- **DIRECTIONS FOR THIS TASK**: Exclude the pictures and retype the entries as written.

- **RECORDED DATA**:
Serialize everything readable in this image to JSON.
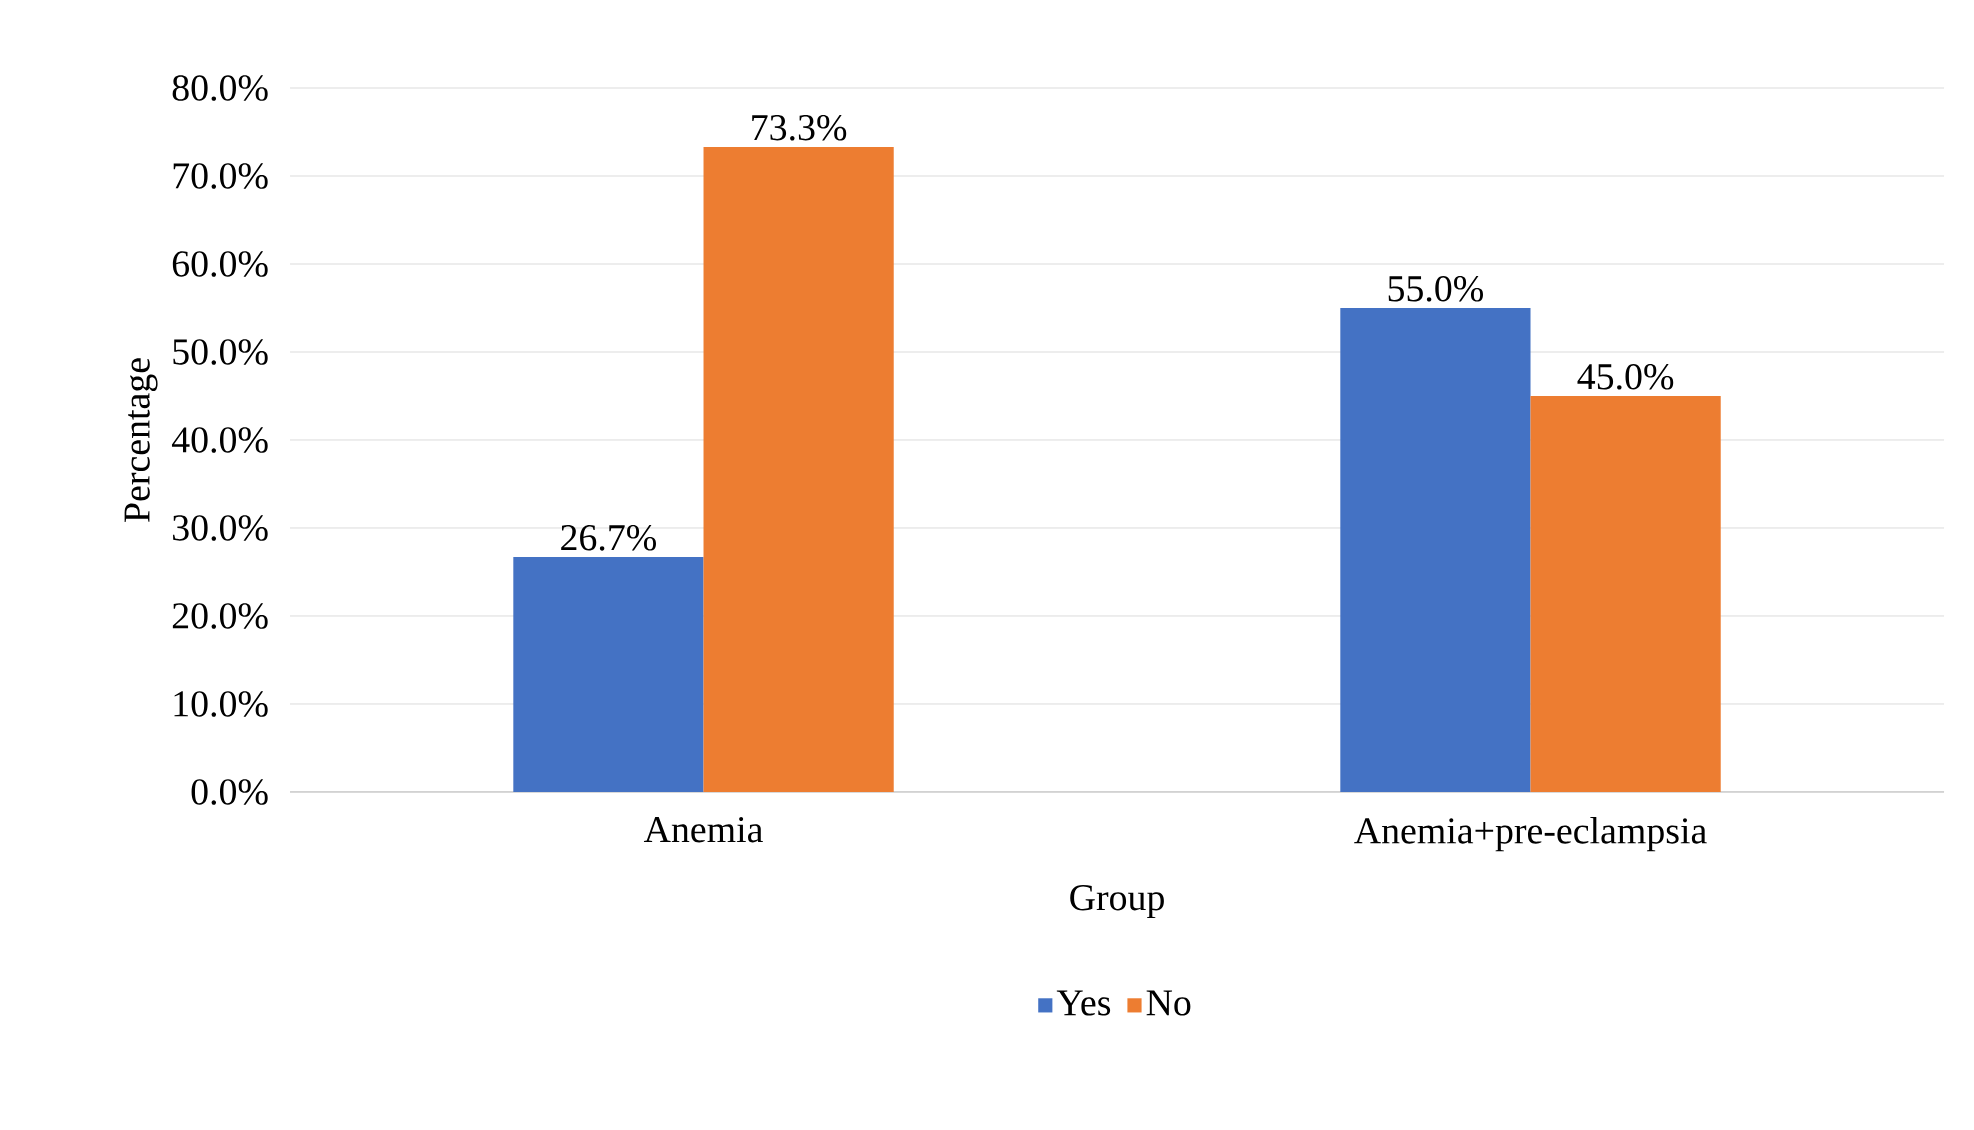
{
  "chart_data": {
    "type": "bar",
    "xlabel": "Group",
    "ylabel": "Percentage",
    "categories": [
      "Anemia",
      "Anemia+pre-eclampsia"
    ],
    "series": [
      {
        "name": "Yes",
        "color": "#4472c4",
        "values": [
          26.7,
          55.0
        ],
        "value_labels": [
          "26.7%",
          "55.0%"
        ]
      },
      {
        "name": "No",
        "color": "#ed7d31",
        "values": [
          73.3,
          45.0
        ],
        "value_labels": [
          "73.3%",
          "45.0%"
        ]
      }
    ],
    "ylim": [
      0,
      80
    ],
    "yticks": [
      {
        "value": 0,
        "label": "0.0%"
      },
      {
        "value": 10,
        "label": "10.0%"
      },
      {
        "value": 20,
        "label": "20.0%"
      },
      {
        "value": 30,
        "label": "30.0%"
      },
      {
        "value": 40,
        "label": "40.0%"
      },
      {
        "value": 50,
        "label": "50.0%"
      },
      {
        "value": 60,
        "label": "60.0%"
      },
      {
        "value": 70,
        "label": "70.0%"
      },
      {
        "value": 80,
        "label": "80.0%"
      }
    ],
    "grid": "y",
    "legend": "bottom"
  }
}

- **OUTPUT FOR THIS EXERCISE**:
Serialize everything readable in this image to JSON.
{
  "chart_data": {
    "type": "bar",
    "xlabel": "Group",
    "ylabel": "Percentage",
    "categories": [
      "Anemia",
      "Anemia+pre-eclampsia"
    ],
    "series": [
      {
        "name": "Yes",
        "color": "#4472c4",
        "values": [
          26.7,
          55.0
        ],
        "value_labels": [
          "26.7%",
          "55.0%"
        ]
      },
      {
        "name": "No",
        "color": "#ed7d31",
        "values": [
          73.3,
          45.0
        ],
        "value_labels": [
          "73.3%",
          "45.0%"
        ]
      }
    ],
    "ylim": [
      0,
      80
    ],
    "yticks": [
      {
        "value": 0,
        "label": "0.0%"
      },
      {
        "value": 10,
        "label": "10.0%"
      },
      {
        "value": 20,
        "label": "20.0%"
      },
      {
        "value": 30,
        "label": "30.0%"
      },
      {
        "value": 40,
        "label": "40.0%"
      },
      {
        "value": 50,
        "label": "50.0%"
      },
      {
        "value": 60,
        "label": "60.0%"
      },
      {
        "value": 70,
        "label": "70.0%"
      },
      {
        "value": 80,
        "label": "80.0%"
      }
    ],
    "grid": "y",
    "legend": "bottom"
  }
}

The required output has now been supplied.